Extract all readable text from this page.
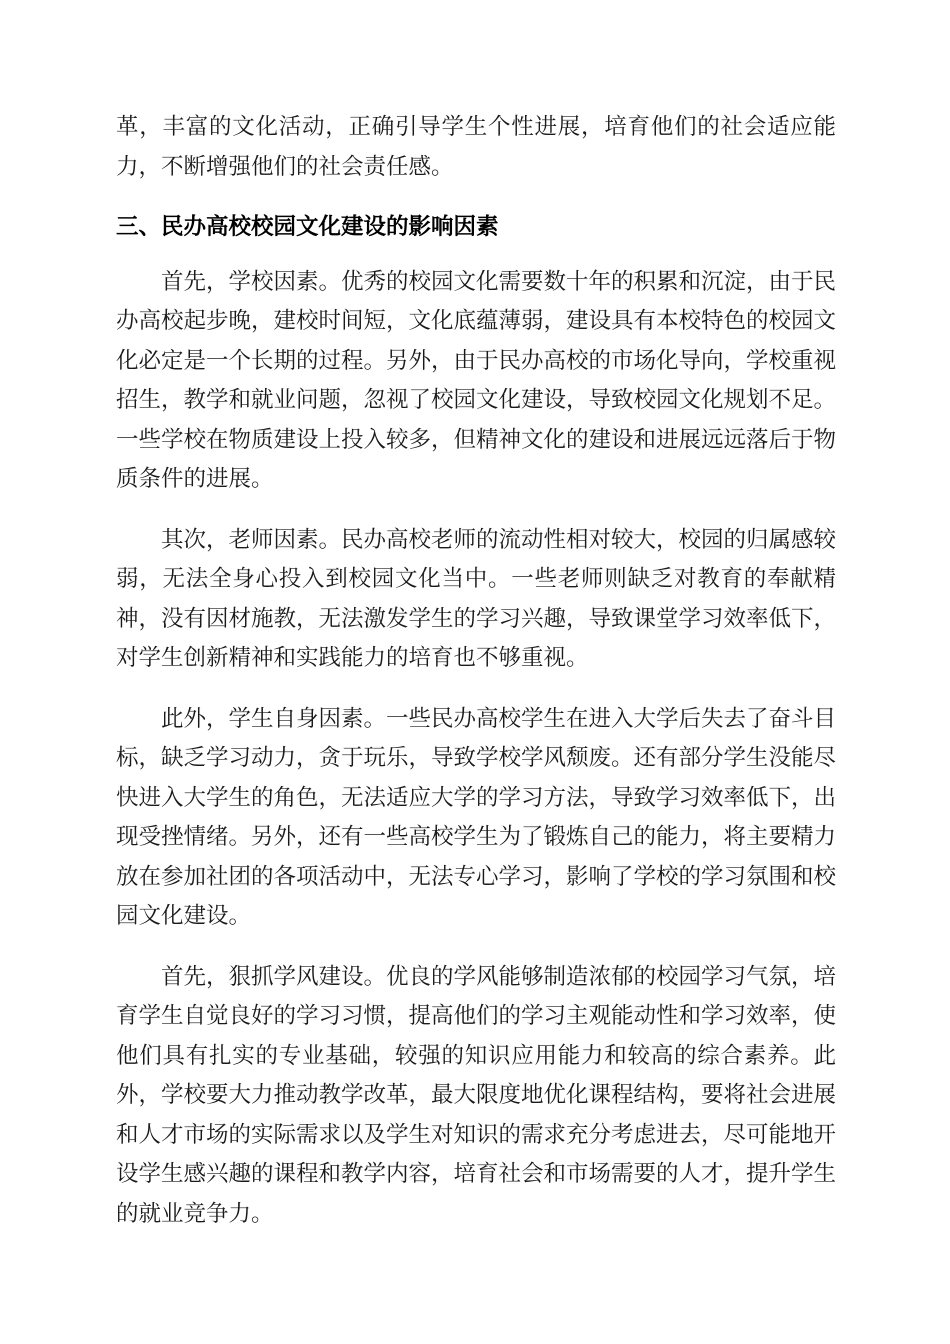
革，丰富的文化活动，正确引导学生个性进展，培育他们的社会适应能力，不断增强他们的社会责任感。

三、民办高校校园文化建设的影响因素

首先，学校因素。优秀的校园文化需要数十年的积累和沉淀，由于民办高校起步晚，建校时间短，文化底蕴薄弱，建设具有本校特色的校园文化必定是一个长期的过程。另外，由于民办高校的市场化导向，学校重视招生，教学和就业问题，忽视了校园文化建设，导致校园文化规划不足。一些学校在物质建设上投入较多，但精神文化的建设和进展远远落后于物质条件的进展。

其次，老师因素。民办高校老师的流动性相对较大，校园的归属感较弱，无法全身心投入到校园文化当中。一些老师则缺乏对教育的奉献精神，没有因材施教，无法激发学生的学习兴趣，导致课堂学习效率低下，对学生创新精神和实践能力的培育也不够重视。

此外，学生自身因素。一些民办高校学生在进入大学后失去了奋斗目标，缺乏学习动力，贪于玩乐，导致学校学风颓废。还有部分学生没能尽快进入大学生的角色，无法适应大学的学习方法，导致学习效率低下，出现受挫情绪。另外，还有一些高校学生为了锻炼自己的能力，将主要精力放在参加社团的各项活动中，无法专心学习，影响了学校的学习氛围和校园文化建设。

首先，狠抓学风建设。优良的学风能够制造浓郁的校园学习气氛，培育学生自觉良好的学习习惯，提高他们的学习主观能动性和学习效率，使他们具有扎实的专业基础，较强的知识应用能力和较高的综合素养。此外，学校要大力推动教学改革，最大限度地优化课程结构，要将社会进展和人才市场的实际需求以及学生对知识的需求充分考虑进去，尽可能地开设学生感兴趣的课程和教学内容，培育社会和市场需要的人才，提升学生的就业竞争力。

# # # #

What you will do:
Drop the pictures and reproduce the rest of the entries above exactly.

Response to the exercise:
Extract all readable text from this page.
革，丰富的文化活动，正确引导学生个性进展，培育他们的社会适应能力，不断增强他们的社会责任感。

三、民办高校校园文化建设的影响因素

首先，学校因素。优秀的校园文化需要数十年的积累和沉淀，由于民办高校起步晚，建校时间短，文化底蕴薄弱，建设具有本校特色的校园文化必定是一个长期的过程。另外，由于民办高校的市场化导向，学校重视招生，教学和就业问题，忽视了校园文化建设，导致校园文化规划不足。一些学校在物质建设上投入较多，但精神文化的建设和进展远远落后于物质条件的进展。

其次，老师因素。民办高校老师的流动性相对较大，校园的归属感较弱，无法全身心投入到校园文化当中。一些老师则缺乏对教育的奉献精神，没有因材施教，无法激发学生的学习兴趣，导致课堂学习效率低下，对学生创新精神和实践能力的培育也不够重视。

此外，学生自身因素。一些民办高校学生在进入大学后失去了奋斗目标，缺乏学习动力，贪于玩乐，导致学校学风颓废。还有部分学生没能尽快进入大学生的角色，无法适应大学的学习方法，导致学习效率低下，出现受挫情绪。另外，还有一些高校学生为了锻炼自己的能力，将主要精力放在参加社团的各项活动中，无法专心学习，影响了学校的学习氛围和校园文化建设。

首先，狠抓学风建设。优良的学风能够制造浓郁的校园学习气氛，培育学生自觉良好的学习习惯，提高他们的学习主观能动性和学习效率，使他们具有扎实的专业基础，较强的知识应用能力和较高的综合素养。此外，学校要大力推动教学改革，最大限度地优化课程结构，要将社会进展和人才市场的实际需求以及学生对知识的需求充分考虑进去，尽可能地开设学生感兴趣的课程和教学内容，培育社会和市场需要的人才，提升学生的就业竞争力。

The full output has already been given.